**THE REQUEST:**
Quote the whole listing word for word, please.

>> Begin

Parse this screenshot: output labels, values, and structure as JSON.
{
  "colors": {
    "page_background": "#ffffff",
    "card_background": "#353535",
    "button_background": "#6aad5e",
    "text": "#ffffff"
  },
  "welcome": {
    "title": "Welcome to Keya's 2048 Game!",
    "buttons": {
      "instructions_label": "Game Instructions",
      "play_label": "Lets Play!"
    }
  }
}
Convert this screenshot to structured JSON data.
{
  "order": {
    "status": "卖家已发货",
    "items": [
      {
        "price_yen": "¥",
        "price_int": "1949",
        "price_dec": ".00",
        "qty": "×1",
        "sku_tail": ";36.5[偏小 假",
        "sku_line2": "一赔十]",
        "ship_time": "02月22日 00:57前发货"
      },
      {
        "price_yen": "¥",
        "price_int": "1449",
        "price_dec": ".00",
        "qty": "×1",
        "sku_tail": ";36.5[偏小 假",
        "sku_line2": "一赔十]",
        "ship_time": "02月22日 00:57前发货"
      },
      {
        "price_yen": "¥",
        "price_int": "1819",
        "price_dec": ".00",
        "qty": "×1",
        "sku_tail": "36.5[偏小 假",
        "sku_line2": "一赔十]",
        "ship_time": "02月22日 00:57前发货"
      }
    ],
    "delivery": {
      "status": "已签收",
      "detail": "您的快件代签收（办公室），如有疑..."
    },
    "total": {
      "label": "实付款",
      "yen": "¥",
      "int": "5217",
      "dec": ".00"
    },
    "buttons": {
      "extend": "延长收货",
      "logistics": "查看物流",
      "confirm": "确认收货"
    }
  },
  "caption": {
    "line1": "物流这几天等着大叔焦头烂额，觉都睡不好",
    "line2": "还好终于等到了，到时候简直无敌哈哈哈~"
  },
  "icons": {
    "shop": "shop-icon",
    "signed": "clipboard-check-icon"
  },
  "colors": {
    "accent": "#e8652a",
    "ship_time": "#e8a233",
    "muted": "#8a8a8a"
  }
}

>> End

**WRITTEN SOLUTION:**
Parse this screenshot: output labels, values, and structure as JSON.
{
  "colors": {
    "page_background": "#ffffff",
    "card_background": "#353535",
    "button_background": "#6aad5e",
    "text": "#ffffff"
  },
  "welcome": {
    "title": "Welcome to Keya's 2048 Game!",
    "buttons": {
      "instructions_label": "Game Instructions",
      "play_label": "Lets Play!"
    }
  }
}
Convert this screenshot to structured JSON data.
{
  "order": {
    "status": "卖家已发货",
    "items": [
      {
        "price_yen": "¥",
        "price_int": "1949",
        "price_dec": ".00",
        "qty": "×1",
        "sku_tail": ";36.5[偏小 假",
        "sku_line2": "一赔十]",
        "ship_time": "02月22日 00:57前发货"
      },
      {
        "price_yen": "¥",
        "price_int": "1449",
        "price_dec": ".00",
        "qty": "×1",
        "sku_tail": ";36.5[偏小 假",
        "sku_line2": "一赔十]",
        "ship_time": "02月22日 00:57前发货"
      },
      {
        "price_yen": "¥",
        "price_int": "1819",
        "price_dec": ".00",
        "qty": "×1",
        "sku_tail": "36.5[偏小 假",
        "sku_line2": "一赔十]",
        "ship_time": "02月22日 00:57前发货"
      }
    ],
    "delivery": {
      "status": "已签收",
      "detail": "您的快件代签收（办公室），如有疑..."
    },
    "total": {
      "label": "实付款",
      "yen": "¥",
      "int": "5217",
      "dec": ".00"
    },
    "buttons": {
      "extend": "延长收货",
      "logistics": "查看物流",
      "confirm": "确认收货"
    }
  },
  "caption": {
    "line1": "物流这几天等着大叔焦头烂额，觉都睡不好",
    "line2": "还好终于等到了，到时候简直无敌哈哈哈~"
  },
  "icons": {
    "shop": "shop-icon",
    "signed": "clipboard-check-icon"
  },
  "colors": {
    "accent": "#e8652a",
    "ship_time": "#e8a233",
    "muted": "#8a8a8a"
  }
}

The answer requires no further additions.